WHAT THE EXERCISE ASKS
The records should be repeated word for word, pictures excluded.

[Stored data]
■ ■ ■ ■
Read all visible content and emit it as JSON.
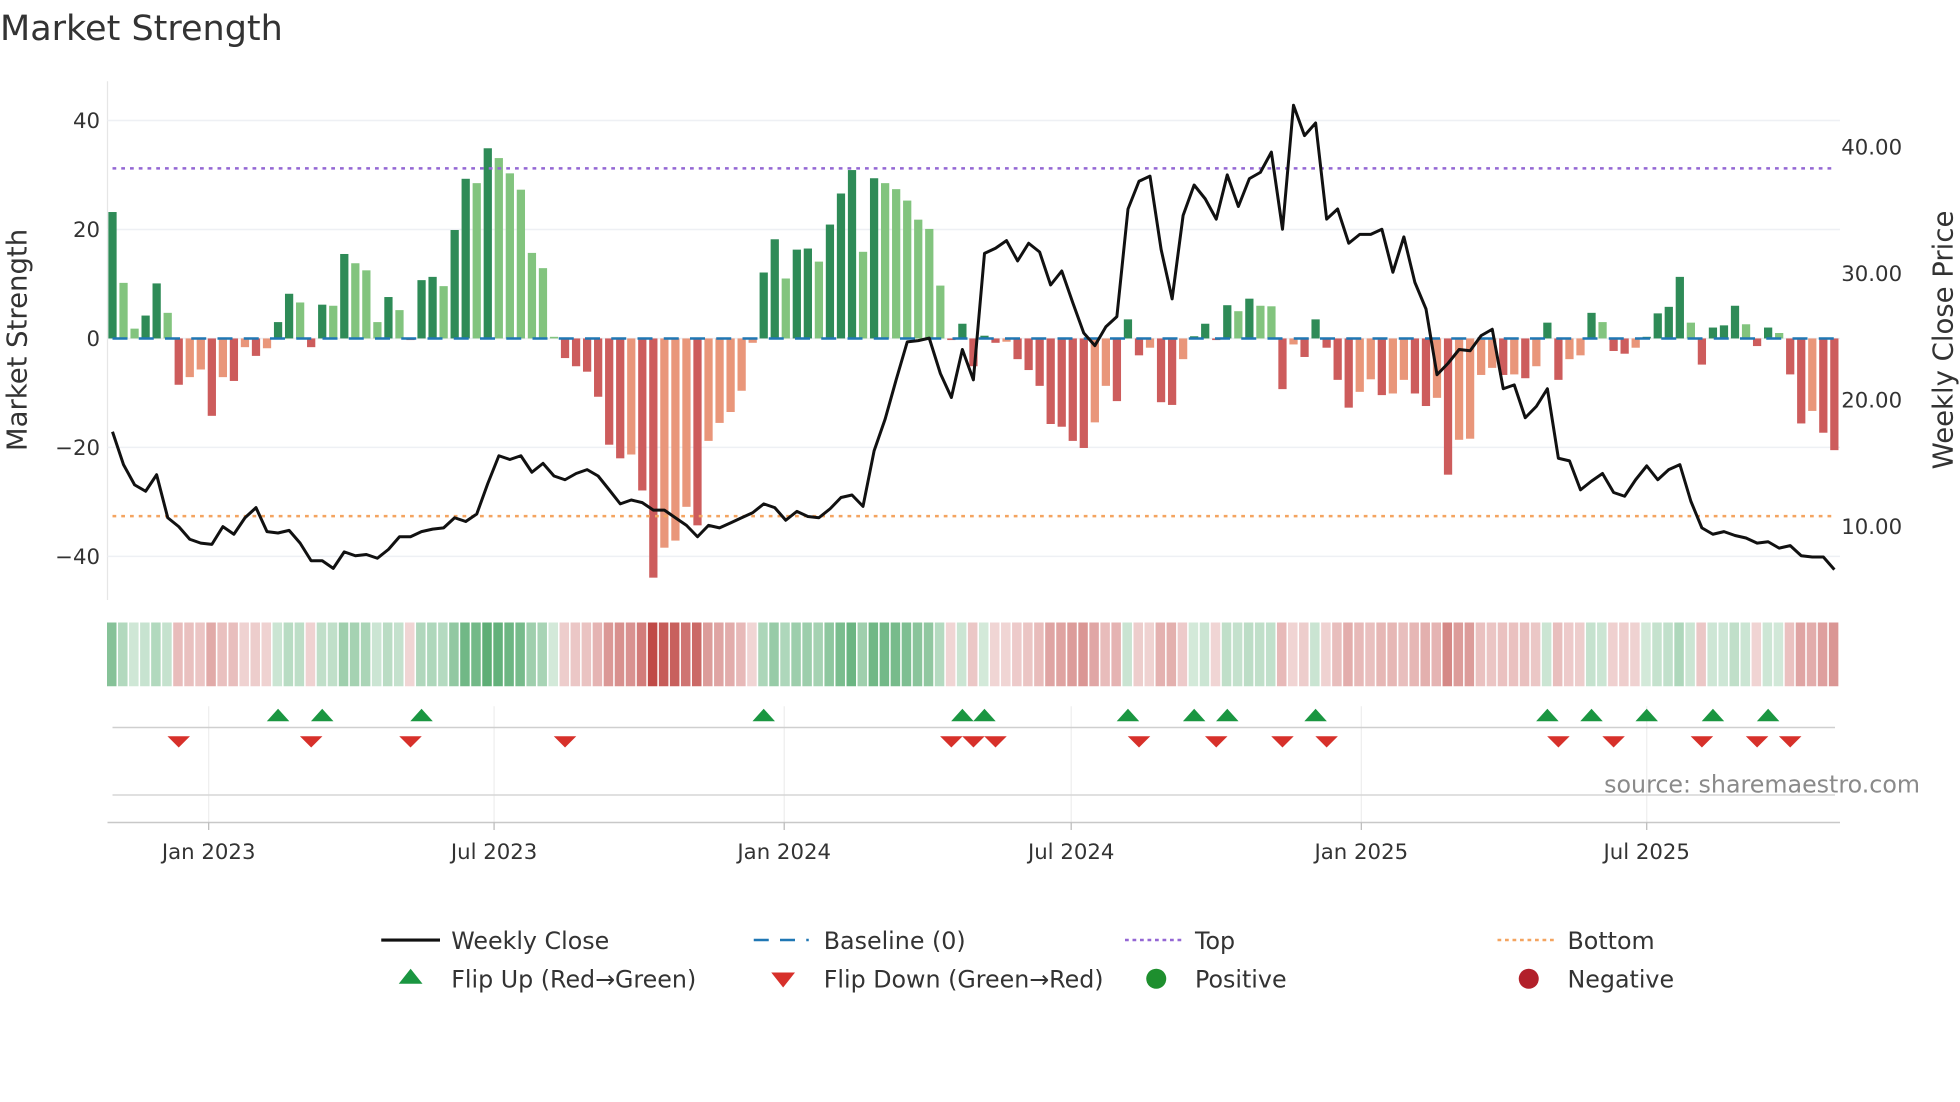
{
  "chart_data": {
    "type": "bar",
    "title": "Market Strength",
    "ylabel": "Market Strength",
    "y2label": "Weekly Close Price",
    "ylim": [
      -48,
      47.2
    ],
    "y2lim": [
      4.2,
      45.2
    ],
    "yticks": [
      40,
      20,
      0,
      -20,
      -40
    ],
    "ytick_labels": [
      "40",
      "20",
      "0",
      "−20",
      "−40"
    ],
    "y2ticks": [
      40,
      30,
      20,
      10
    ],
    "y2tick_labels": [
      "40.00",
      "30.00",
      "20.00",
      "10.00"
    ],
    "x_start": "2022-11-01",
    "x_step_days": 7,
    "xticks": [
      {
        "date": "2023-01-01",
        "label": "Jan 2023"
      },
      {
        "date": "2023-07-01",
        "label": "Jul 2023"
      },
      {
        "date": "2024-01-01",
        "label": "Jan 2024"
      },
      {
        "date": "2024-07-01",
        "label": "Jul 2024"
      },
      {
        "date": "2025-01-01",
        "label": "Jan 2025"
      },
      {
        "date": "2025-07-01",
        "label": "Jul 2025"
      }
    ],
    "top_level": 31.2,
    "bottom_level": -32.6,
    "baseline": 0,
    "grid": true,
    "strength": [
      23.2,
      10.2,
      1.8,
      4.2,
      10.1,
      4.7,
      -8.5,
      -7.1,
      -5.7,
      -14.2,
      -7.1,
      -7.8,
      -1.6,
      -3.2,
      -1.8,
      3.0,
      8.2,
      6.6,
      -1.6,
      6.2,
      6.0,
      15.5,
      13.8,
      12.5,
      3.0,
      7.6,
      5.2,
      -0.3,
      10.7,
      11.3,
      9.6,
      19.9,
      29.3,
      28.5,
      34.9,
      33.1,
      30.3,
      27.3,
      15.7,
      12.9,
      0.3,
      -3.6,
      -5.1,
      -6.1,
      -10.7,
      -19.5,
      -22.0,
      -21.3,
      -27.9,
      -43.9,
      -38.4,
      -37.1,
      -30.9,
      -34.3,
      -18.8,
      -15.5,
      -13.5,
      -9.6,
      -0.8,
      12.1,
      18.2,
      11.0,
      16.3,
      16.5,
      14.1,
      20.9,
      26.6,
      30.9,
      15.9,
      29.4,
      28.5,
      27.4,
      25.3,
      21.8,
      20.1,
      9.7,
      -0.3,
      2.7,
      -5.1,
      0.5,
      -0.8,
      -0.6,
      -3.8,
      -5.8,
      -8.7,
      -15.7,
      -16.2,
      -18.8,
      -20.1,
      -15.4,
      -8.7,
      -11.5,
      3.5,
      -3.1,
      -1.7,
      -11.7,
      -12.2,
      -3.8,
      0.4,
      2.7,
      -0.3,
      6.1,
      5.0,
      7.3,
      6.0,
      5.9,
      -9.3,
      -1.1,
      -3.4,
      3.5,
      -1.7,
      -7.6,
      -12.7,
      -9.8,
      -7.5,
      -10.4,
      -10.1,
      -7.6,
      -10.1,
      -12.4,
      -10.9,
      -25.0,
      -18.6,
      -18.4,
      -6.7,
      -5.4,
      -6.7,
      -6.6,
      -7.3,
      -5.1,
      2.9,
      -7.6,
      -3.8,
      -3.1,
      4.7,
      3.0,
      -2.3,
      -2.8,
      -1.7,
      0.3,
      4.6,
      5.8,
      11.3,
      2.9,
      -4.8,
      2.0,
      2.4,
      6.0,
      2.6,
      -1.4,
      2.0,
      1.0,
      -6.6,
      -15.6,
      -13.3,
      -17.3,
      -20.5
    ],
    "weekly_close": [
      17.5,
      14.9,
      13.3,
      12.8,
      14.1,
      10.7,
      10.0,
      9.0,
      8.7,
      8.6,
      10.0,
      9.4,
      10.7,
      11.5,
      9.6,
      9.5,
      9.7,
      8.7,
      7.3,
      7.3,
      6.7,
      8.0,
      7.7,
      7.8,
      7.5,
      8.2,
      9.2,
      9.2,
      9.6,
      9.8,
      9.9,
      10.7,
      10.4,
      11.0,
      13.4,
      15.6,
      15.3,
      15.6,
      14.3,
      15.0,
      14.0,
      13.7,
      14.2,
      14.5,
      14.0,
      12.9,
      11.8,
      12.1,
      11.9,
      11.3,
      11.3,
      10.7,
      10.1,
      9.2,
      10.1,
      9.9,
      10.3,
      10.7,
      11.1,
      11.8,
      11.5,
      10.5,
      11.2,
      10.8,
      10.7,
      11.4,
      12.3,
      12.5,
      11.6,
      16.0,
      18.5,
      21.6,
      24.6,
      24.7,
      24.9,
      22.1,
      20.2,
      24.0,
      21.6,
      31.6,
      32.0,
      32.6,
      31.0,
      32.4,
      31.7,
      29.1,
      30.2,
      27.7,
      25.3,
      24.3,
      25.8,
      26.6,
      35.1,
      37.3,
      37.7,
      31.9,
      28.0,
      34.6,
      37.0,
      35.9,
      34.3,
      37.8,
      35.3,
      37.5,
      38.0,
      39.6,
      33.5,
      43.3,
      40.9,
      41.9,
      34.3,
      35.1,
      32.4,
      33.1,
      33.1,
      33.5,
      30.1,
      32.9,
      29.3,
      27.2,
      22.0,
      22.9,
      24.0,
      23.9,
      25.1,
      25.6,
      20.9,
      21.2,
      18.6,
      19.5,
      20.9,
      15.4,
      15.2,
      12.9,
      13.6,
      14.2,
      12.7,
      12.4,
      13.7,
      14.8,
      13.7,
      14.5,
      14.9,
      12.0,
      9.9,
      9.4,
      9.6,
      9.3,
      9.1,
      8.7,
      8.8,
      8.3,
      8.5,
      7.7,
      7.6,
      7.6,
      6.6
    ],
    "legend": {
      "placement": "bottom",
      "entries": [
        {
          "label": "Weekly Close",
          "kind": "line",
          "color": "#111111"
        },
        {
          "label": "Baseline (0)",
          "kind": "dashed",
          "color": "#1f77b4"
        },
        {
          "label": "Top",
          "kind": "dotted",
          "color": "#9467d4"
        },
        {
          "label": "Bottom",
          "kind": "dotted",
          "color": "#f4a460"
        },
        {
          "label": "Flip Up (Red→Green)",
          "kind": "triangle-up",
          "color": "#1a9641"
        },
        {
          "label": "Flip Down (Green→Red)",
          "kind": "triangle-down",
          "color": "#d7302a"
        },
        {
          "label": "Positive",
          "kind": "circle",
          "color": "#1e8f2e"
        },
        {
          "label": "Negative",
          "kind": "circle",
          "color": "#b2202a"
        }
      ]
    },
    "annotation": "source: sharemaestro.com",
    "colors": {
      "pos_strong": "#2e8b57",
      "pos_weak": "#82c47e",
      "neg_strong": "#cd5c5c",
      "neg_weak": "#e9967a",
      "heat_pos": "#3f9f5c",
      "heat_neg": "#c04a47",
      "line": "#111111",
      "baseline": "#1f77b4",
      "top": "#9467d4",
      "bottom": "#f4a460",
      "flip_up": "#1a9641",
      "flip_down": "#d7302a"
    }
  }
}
■ ■ ■ ■
OUTPUT OF THE EXERCISE
Read all visible content and emit it as JSON.
{
  "chart_data": {
    "type": "bar",
    "title": "Market Strength",
    "ylabel": "Market Strength",
    "y2label": "Weekly Close Price",
    "ylim": [
      -48,
      47.2
    ],
    "y2lim": [
      4.2,
      45.2
    ],
    "yticks": [
      40,
      20,
      0,
      -20,
      -40
    ],
    "ytick_labels": [
      "40",
      "20",
      "0",
      "−20",
      "−40"
    ],
    "y2ticks": [
      40,
      30,
      20,
      10
    ],
    "y2tick_labels": [
      "40.00",
      "30.00",
      "20.00",
      "10.00"
    ],
    "x_start": "2022-11-01",
    "x_step_days": 7,
    "xticks": [
      {
        "date": "2023-01-01",
        "label": "Jan 2023"
      },
      {
        "date": "2023-07-01",
        "label": "Jul 2023"
      },
      {
        "date": "2024-01-01",
        "label": "Jan 2024"
      },
      {
        "date": "2024-07-01",
        "label": "Jul 2024"
      },
      {
        "date": "2025-01-01",
        "label": "Jan 2025"
      },
      {
        "date": "2025-07-01",
        "label": "Jul 2025"
      }
    ],
    "top_level": 31.2,
    "bottom_level": -32.6,
    "baseline": 0,
    "grid": true,
    "strength": [
      23.2,
      10.2,
      1.8,
      4.2,
      10.1,
      4.7,
      -8.5,
      -7.1,
      -5.7,
      -14.2,
      -7.1,
      -7.8,
      -1.6,
      -3.2,
      -1.8,
      3.0,
      8.2,
      6.6,
      -1.6,
      6.2,
      6.0,
      15.5,
      13.8,
      12.5,
      3.0,
      7.6,
      5.2,
      -0.3,
      10.7,
      11.3,
      9.6,
      19.9,
      29.3,
      28.5,
      34.9,
      33.1,
      30.3,
      27.3,
      15.7,
      12.9,
      0.3,
      -3.6,
      -5.1,
      -6.1,
      -10.7,
      -19.5,
      -22.0,
      -21.3,
      -27.9,
      -43.9,
      -38.4,
      -37.1,
      -30.9,
      -34.3,
      -18.8,
      -15.5,
      -13.5,
      -9.6,
      -0.8,
      12.1,
      18.2,
      11.0,
      16.3,
      16.5,
      14.1,
      20.9,
      26.6,
      30.9,
      15.9,
      29.4,
      28.5,
      27.4,
      25.3,
      21.8,
      20.1,
      9.7,
      -0.3,
      2.7,
      -5.1,
      0.5,
      -0.8,
      -0.6,
      -3.8,
      -5.8,
      -8.7,
      -15.7,
      -16.2,
      -18.8,
      -20.1,
      -15.4,
      -8.7,
      -11.5,
      3.5,
      -3.1,
      -1.7,
      -11.7,
      -12.2,
      -3.8,
      0.4,
      2.7,
      -0.3,
      6.1,
      5.0,
      7.3,
      6.0,
      5.9,
      -9.3,
      -1.1,
      -3.4,
      3.5,
      -1.7,
      -7.6,
      -12.7,
      -9.8,
      -7.5,
      -10.4,
      -10.1,
      -7.6,
      -10.1,
      -12.4,
      -10.9,
      -25.0,
      -18.6,
      -18.4,
      -6.7,
      -5.4,
      -6.7,
      -6.6,
      -7.3,
      -5.1,
      2.9,
      -7.6,
      -3.8,
      -3.1,
      4.7,
      3.0,
      -2.3,
      -2.8,
      -1.7,
      0.3,
      4.6,
      5.8,
      11.3,
      2.9,
      -4.8,
      2.0,
      2.4,
      6.0,
      2.6,
      -1.4,
      2.0,
      1.0,
      -6.6,
      -15.6,
      -13.3,
      -17.3,
      -20.5
    ],
    "weekly_close": [
      17.5,
      14.9,
      13.3,
      12.8,
      14.1,
      10.7,
      10.0,
      9.0,
      8.7,
      8.6,
      10.0,
      9.4,
      10.7,
      11.5,
      9.6,
      9.5,
      9.7,
      8.7,
      7.3,
      7.3,
      6.7,
      8.0,
      7.7,
      7.8,
      7.5,
      8.2,
      9.2,
      9.2,
      9.6,
      9.8,
      9.9,
      10.7,
      10.4,
      11.0,
      13.4,
      15.6,
      15.3,
      15.6,
      14.3,
      15.0,
      14.0,
      13.7,
      14.2,
      14.5,
      14.0,
      12.9,
      11.8,
      12.1,
      11.9,
      11.3,
      11.3,
      10.7,
      10.1,
      9.2,
      10.1,
      9.9,
      10.3,
      10.7,
      11.1,
      11.8,
      11.5,
      10.5,
      11.2,
      10.8,
      10.7,
      11.4,
      12.3,
      12.5,
      11.6,
      16.0,
      18.5,
      21.6,
      24.6,
      24.7,
      24.9,
      22.1,
      20.2,
      24.0,
      21.6,
      31.6,
      32.0,
      32.6,
      31.0,
      32.4,
      31.7,
      29.1,
      30.2,
      27.7,
      25.3,
      24.3,
      25.8,
      26.6,
      35.1,
      37.3,
      37.7,
      31.9,
      28.0,
      34.6,
      37.0,
      35.9,
      34.3,
      37.8,
      35.3,
      37.5,
      38.0,
      39.6,
      33.5,
      43.3,
      40.9,
      41.9,
      34.3,
      35.1,
      32.4,
      33.1,
      33.1,
      33.5,
      30.1,
      32.9,
      29.3,
      27.2,
      22.0,
      22.9,
      24.0,
      23.9,
      25.1,
      25.6,
      20.9,
      21.2,
      18.6,
      19.5,
      20.9,
      15.4,
      15.2,
      12.9,
      13.6,
      14.2,
      12.7,
      12.4,
      13.7,
      14.8,
      13.7,
      14.5,
      14.9,
      12.0,
      9.9,
      9.4,
      9.6,
      9.3,
      9.1,
      8.7,
      8.8,
      8.3,
      8.5,
      7.7,
      7.6,
      7.6,
      6.6
    ],
    "legend": {
      "placement": "bottom",
      "entries": [
        {
          "label": "Weekly Close",
          "kind": "line",
          "color": "#111111"
        },
        {
          "label": "Baseline (0)",
          "kind": "dashed",
          "color": "#1f77b4"
        },
        {
          "label": "Top",
          "kind": "dotted",
          "color": "#9467d4"
        },
        {
          "label": "Bottom",
          "kind": "dotted",
          "color": "#f4a460"
        },
        {
          "label": "Flip Up (Red→Green)",
          "kind": "triangle-up",
          "color": "#1a9641"
        },
        {
          "label": "Flip Down (Green→Red)",
          "kind": "triangle-down",
          "color": "#d7302a"
        },
        {
          "label": "Positive",
          "kind": "circle",
          "color": "#1e8f2e"
        },
        {
          "label": "Negative",
          "kind": "circle",
          "color": "#b2202a"
        }
      ]
    },
    "annotation": "source: sharemaestro.com",
    "colors": {
      "pos_strong": "#2e8b57",
      "pos_weak": "#82c47e",
      "neg_strong": "#cd5c5c",
      "neg_weak": "#e9967a",
      "heat_pos": "#3f9f5c",
      "heat_neg": "#c04a47",
      "line": "#111111",
      "baseline": "#1f77b4",
      "top": "#9467d4",
      "bottom": "#f4a460",
      "flip_up": "#1a9641",
      "flip_down": "#d7302a"
    }
  }
}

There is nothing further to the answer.